/---

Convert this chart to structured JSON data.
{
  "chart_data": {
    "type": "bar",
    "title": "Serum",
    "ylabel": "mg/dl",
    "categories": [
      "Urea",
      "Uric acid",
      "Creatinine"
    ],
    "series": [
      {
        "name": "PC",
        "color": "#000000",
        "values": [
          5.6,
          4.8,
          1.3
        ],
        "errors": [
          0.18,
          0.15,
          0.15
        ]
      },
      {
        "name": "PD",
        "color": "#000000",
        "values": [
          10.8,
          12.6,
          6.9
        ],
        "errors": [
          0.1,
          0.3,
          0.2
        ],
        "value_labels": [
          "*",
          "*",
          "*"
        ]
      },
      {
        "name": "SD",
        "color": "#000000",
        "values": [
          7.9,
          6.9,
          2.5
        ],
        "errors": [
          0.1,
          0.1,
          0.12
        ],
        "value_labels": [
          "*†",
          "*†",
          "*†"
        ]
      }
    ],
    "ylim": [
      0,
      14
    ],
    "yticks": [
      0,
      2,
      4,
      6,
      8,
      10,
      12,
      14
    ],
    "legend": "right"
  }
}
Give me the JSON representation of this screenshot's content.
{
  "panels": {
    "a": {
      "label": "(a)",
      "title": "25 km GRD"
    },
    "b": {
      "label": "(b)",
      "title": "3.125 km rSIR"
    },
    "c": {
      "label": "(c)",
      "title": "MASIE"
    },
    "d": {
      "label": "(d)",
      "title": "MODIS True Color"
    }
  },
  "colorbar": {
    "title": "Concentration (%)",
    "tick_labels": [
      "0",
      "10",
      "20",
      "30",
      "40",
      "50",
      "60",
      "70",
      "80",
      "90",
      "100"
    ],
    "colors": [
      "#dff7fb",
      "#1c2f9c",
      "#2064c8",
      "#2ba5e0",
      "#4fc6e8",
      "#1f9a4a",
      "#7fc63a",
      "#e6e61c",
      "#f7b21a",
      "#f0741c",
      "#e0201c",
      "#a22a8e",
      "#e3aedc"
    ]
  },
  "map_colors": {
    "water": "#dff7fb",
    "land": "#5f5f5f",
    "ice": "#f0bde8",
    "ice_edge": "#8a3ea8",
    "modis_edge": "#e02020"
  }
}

\---

* [The request]: How many lines of these entries contain the string "title"? Reply with the number alone.

* [Result below]: 6